What the task requires = Every entry below should be repeated exactly; the pictures should not.

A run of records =
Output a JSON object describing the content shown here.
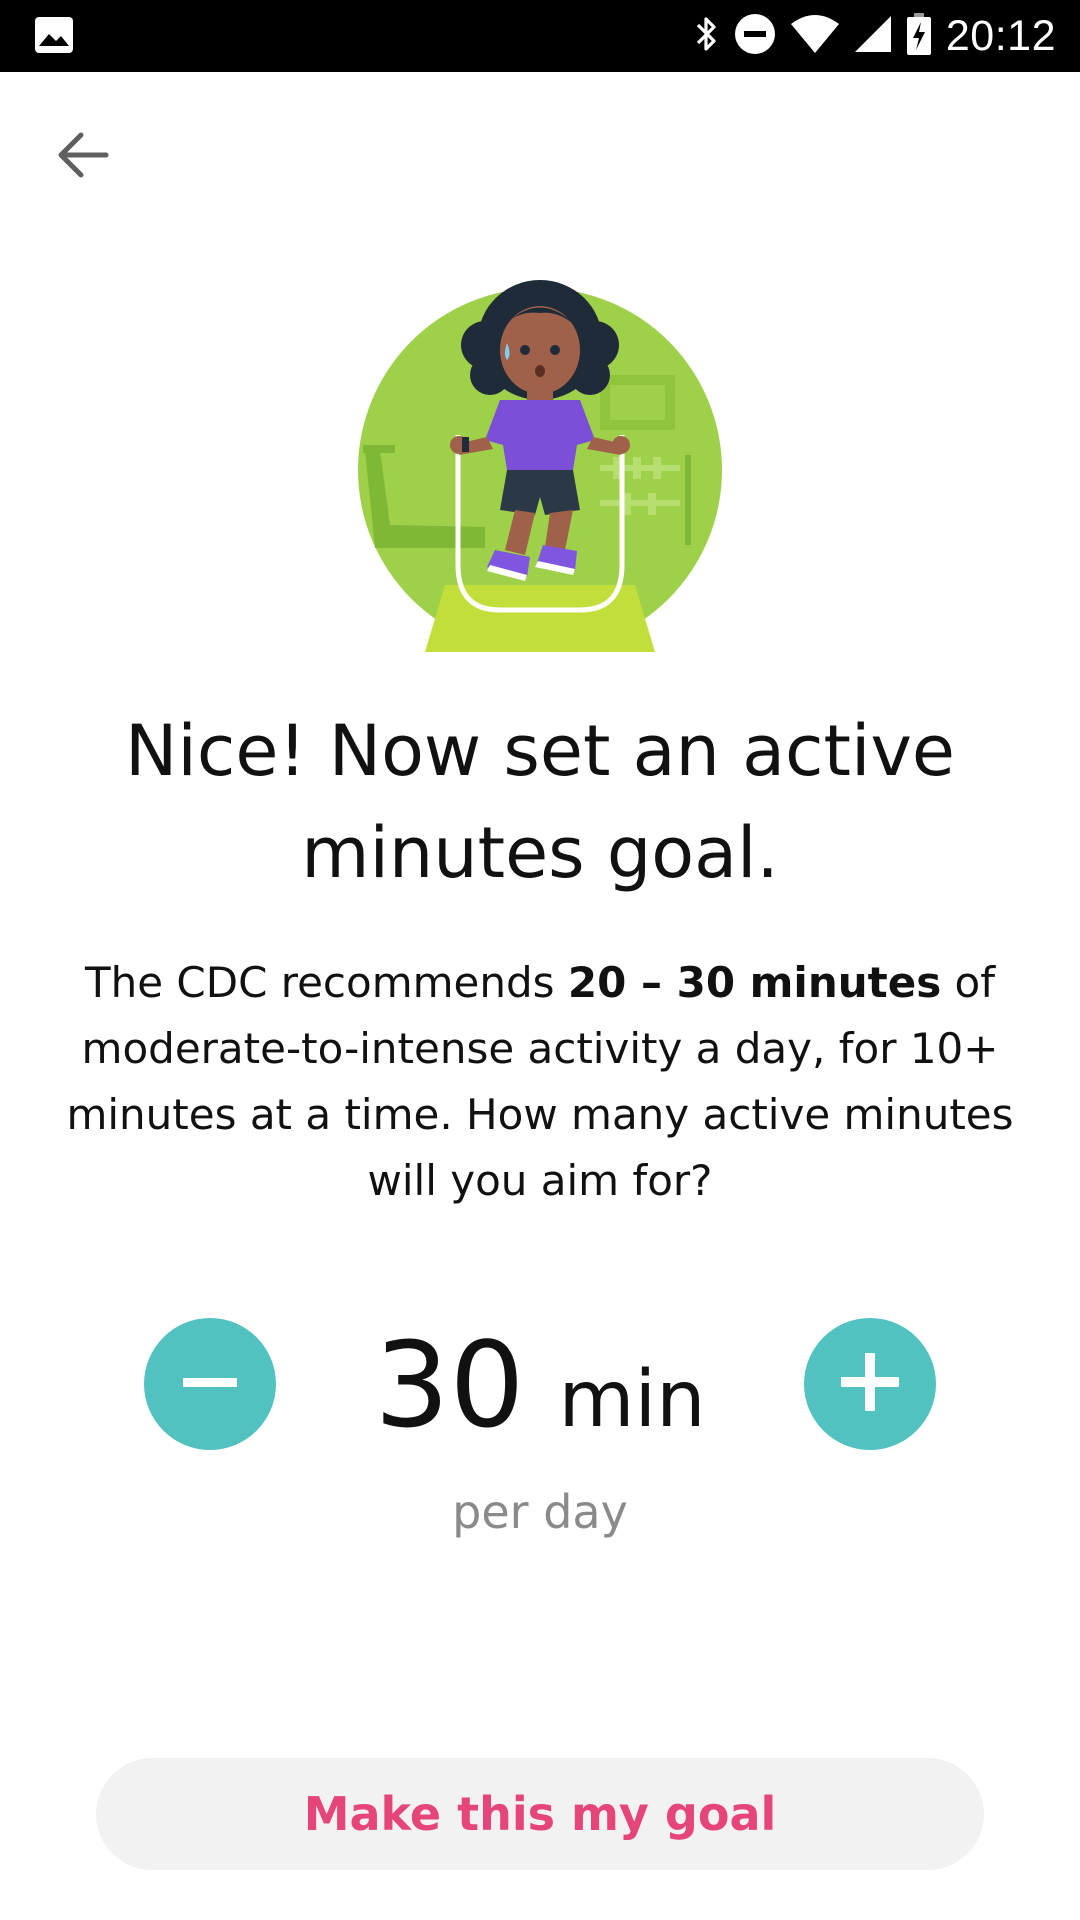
{
  "status_bar": {
    "time": "20:12",
    "icons": [
      "image-icon",
      "bluetooth-icon",
      "do-not-disturb-icon",
      "wifi-icon",
      "cell-signal-icon",
      "battery-charging-icon"
    ]
  },
  "nav": {
    "back_icon": "arrow-left-icon"
  },
  "illustration": {
    "name": "jump-rope-illustration",
    "colors": {
      "circle": "#9fd04a",
      "skin": "#a0614a",
      "hair": "#1f2b38",
      "shirt": "#7b4fd8",
      "shorts": "#2b3946",
      "shoes": "#7f56e0",
      "rope": "#ffffff"
    }
  },
  "headline": {
    "line1": "Nice! Now set an active",
    "line2": "minutes goal."
  },
  "body": {
    "part1": "The CDC recommends ",
    "bold": "20 – 30 minutes",
    "part2": " of moderate-to-intense activity a day, for 10+ minutes at a time. How many active minutes will you aim for?"
  },
  "stepper": {
    "value": "30",
    "unit": "min",
    "sub_label": "per day",
    "decrement_icon": "minus-icon",
    "increment_icon": "plus-icon"
  },
  "cta": {
    "label": "Make this my goal"
  },
  "colors": {
    "accent_teal": "#51c2c0",
    "cta_text": "#e6457a",
    "cta_bg": "#f2f2f2",
    "muted_text": "#8a8a8a"
  }
}
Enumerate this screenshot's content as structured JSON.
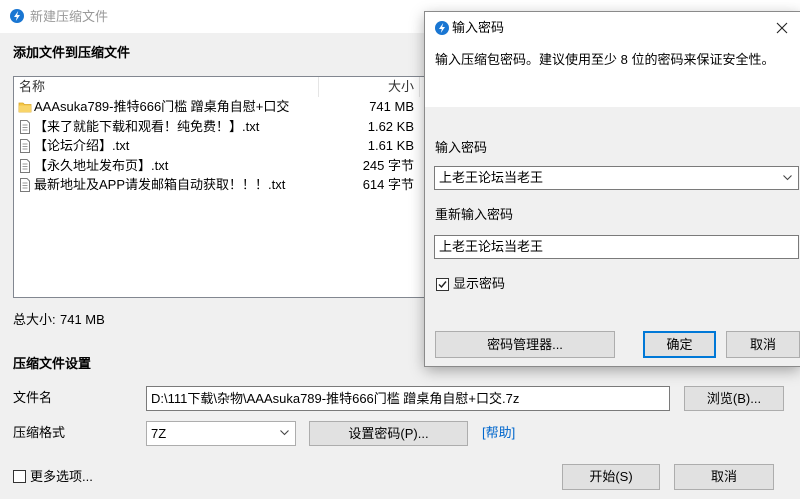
{
  "main_window": {
    "title": "新建压缩文件",
    "add_section_title": "添加文件到压缩文件",
    "file_list": {
      "columns": {
        "name": "名称",
        "size": "大小"
      },
      "rows": [
        {
          "icon": "folder-icon",
          "name": "AAAsuka789-推特666门槛 蹭桌角自慰+口交",
          "size": "741 MB"
        },
        {
          "icon": "text-file-icon",
          "name": "【来了就能下载和观看！纯免费！】.txt",
          "size": "1.62 KB"
        },
        {
          "icon": "text-file-icon",
          "name": "【论坛介绍】.txt",
          "size": "1.61 KB"
        },
        {
          "icon": "text-file-icon",
          "name": "【永久地址发布页】.txt",
          "size": "245 字节"
        },
        {
          "icon": "text-file-icon",
          "name": "最新地址及APP请发邮箱自动获取！！！.txt",
          "size": "614 字节"
        }
      ]
    },
    "total_size_label": "总大小:",
    "total_size_value": "741 MB",
    "settings_section_title": "压缩文件设置",
    "filename_label": "文件名",
    "filename_value": "D:\\111下载\\杂物\\AAAsuka789-推特666门槛 蹭桌角自慰+口交.7z",
    "browse_button": "浏览(B)...",
    "format_label": "压缩格式",
    "format_value": "7Z",
    "set_password_button": "设置密码(P)...",
    "help_link": "[帮助]",
    "more_options_label": "更多选项...",
    "more_options_checked": false,
    "start_button": "开始(S)",
    "cancel_button": "取消"
  },
  "password_dialog": {
    "title": "输入密码",
    "description": "输入压缩包密码。建议使用至少 8 位的密码来保证安全性。",
    "password_label": "输入密码",
    "password_value": "上老王论坛当老王",
    "confirm_label": "重新输入密码",
    "confirm_value": "上老王论坛当老王",
    "show_password_label": "显示密码",
    "show_password_checked": true,
    "password_manager_button": "密码管理器...",
    "ok_button": "确定",
    "cancel_button": "取消"
  },
  "colors": {
    "window_bg": "#f0f0f0",
    "title_inactive": "#999999",
    "accent": "#0078d7",
    "link": "#0066cc",
    "app_icon": "#1976d2",
    "folder": "#f4c542"
  }
}
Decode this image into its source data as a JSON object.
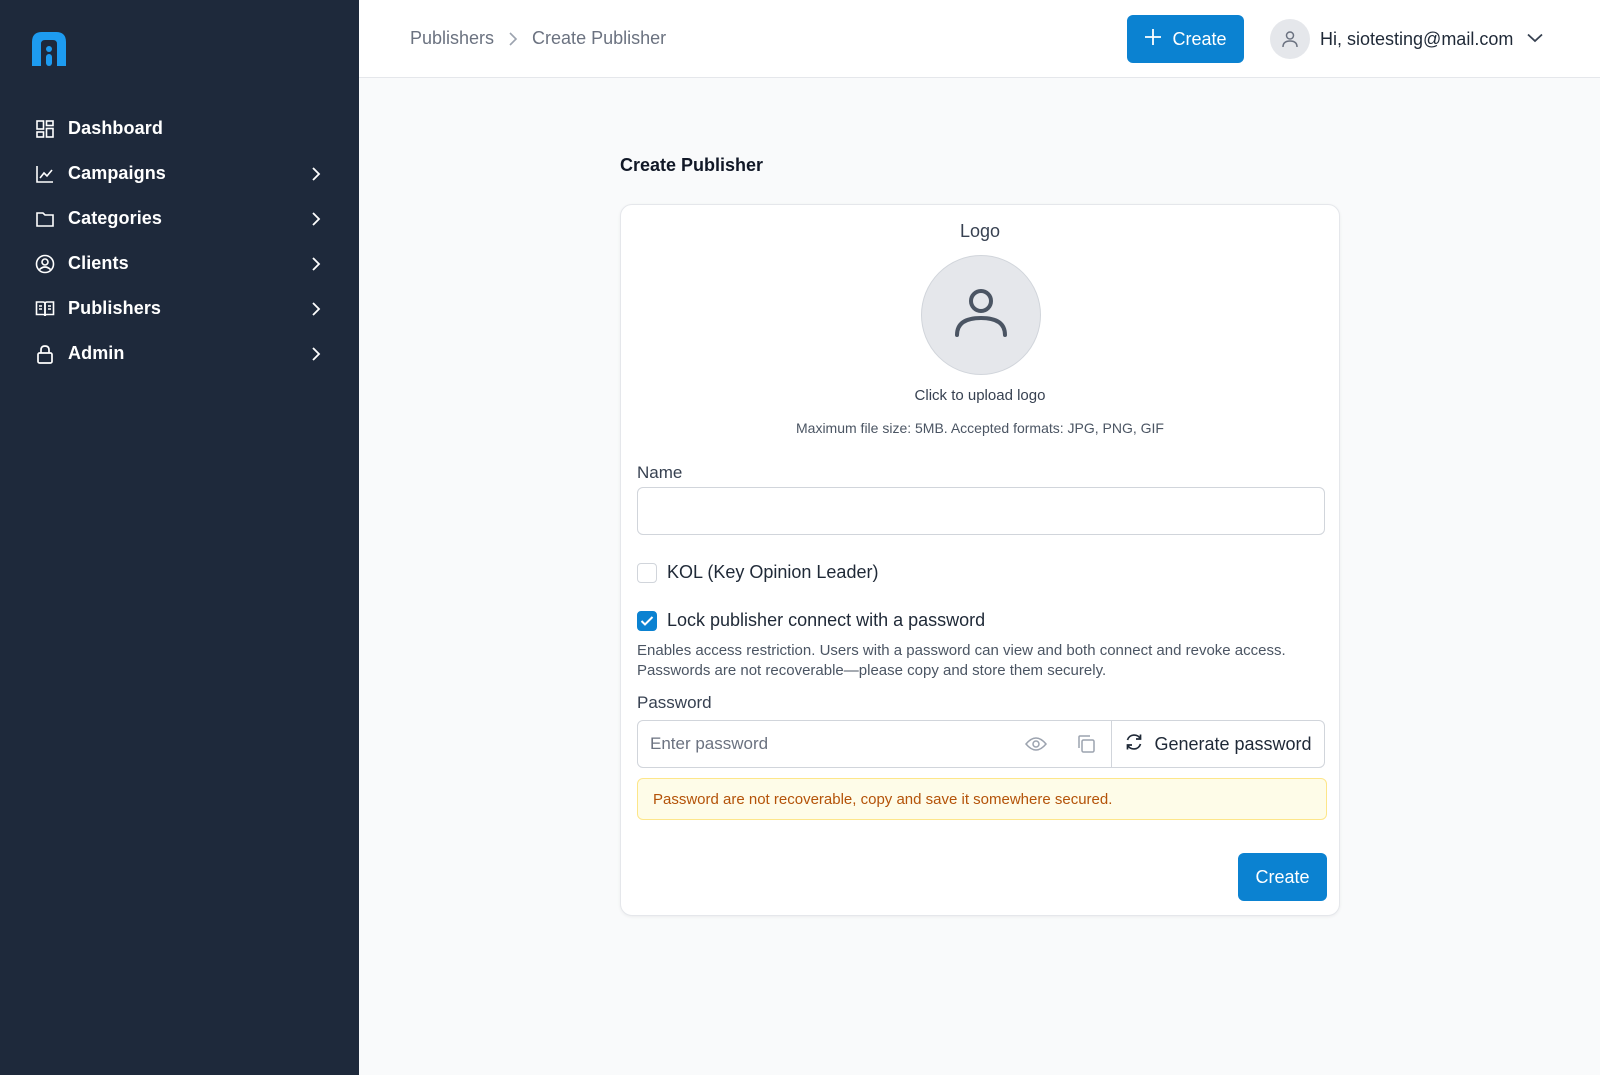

Written answer =
Output a JSON object describing the content shown here.
{
  "status_bar": {
    "time": "20:12",
    "icons": [
      "image-icon",
      "bluetooth-icon",
      "do-not-disturb-icon",
      "wifi-icon",
      "cell-signal-icon",
      "battery-charging-icon"
    ]
  },
  "nav": {
    "back_icon": "arrow-left-icon"
  },
  "illustration": {
    "name": "jump-rope-illustration",
    "colors": {
      "circle": "#9fd04a",
      "skin": "#a0614a",
      "hair": "#1f2b38",
      "shirt": "#7b4fd8",
      "shorts": "#2b3946",
      "shoes": "#7f56e0",
      "rope": "#ffffff"
    }
  },
  "headline": {
    "line1": "Nice! Now set an active",
    "line2": "minutes goal."
  },
  "body": {
    "part1": "The CDC recommends ",
    "bold": "20 – 30 minutes",
    "part2": " of moderate-to-intense activity a day, for 10+ minutes at a time. How many active minutes will you aim for?"
  },
  "stepper": {
    "value": "30",
    "unit": "min",
    "sub_label": "per day",
    "decrement_icon": "minus-icon",
    "increment_icon": "plus-icon"
  },
  "cta": {
    "label": "Make this my goal"
  },
  "colors": {
    "accent_teal": "#51c2c0",
    "cta_text": "#e6457a",
    "cta_bg": "#f2f2f2",
    "muted_text": "#8a8a8a"
  }
}
Enumerate this screenshot's content as structured JSON.
{
  "main_window": {
    "title": "新建压缩文件",
    "add_section_title": "添加文件到压缩文件",
    "file_list": {
      "columns": {
        "name": "名称",
        "size": "大小"
      },
      "rows": [
        {
          "icon": "folder-icon",
          "name": "AAAsuka789-推特666门槛 蹭桌角自慰+口交",
          "size": "741 MB"
        },
        {
          "icon": "text-file-icon",
          "name": "【来了就能下载和观看！纯免费！】.txt",
          "size": "1.62 KB"
        },
        {
          "icon": "text-file-icon",
          "name": "【论坛介绍】.txt",
          "size": "1.61 KB"
        },
        {
          "icon": "text-file-icon",
          "name": "【永久地址发布页】.txt",
          "size": "245 字节"
        },
        {
          "icon": "text-file-icon",
          "name": "最新地址及APP请发邮箱自动获取！！！.txt",
          "size": "614 字节"
        }
      ]
    },
    "total_size_label": "总大小:",
    "total_size_value": "741 MB",
    "settings_section_title": "压缩文件设置",
    "filename_label": "文件名",
    "filename_value": "D:\\111下载\\杂物\\AAAsuka789-推特666门槛 蹭桌角自慰+口交.7z",
    "browse_button": "浏览(B)...",
    "format_label": "压缩格式",
    "format_value": "7Z",
    "set_password_button": "设置密码(P)...",
    "help_link": "[帮助]",
    "more_options_label": "更多选项...",
    "more_options_checked": false,
    "start_button": "开始(S)",
    "cancel_button": "取消"
  },
  "password_dialog": {
    "title": "输入密码",
    "description": "输入压缩包密码。建议使用至少 8 位的密码来保证安全性。",
    "password_label": "输入密码",
    "password_value": "上老王论坛当老王",
    "confirm_label": "重新输入密码",
    "confirm_value": "上老王论坛当老王",
    "show_password_label": "显示密码",
    "show_password_checked": true,
    "password_manager_button": "密码管理器...",
    "ok_button": "确定",
    "cancel_button": "取消"
  },
  "colors": {
    "window_bg": "#f0f0f0",
    "title_inactive": "#999999",
    "accent": "#0078d7",
    "link": "#0066cc",
    "app_icon": "#1976d2",
    "folder": "#f4c542"
  }
}
Decode this image into its source data as a JSON object.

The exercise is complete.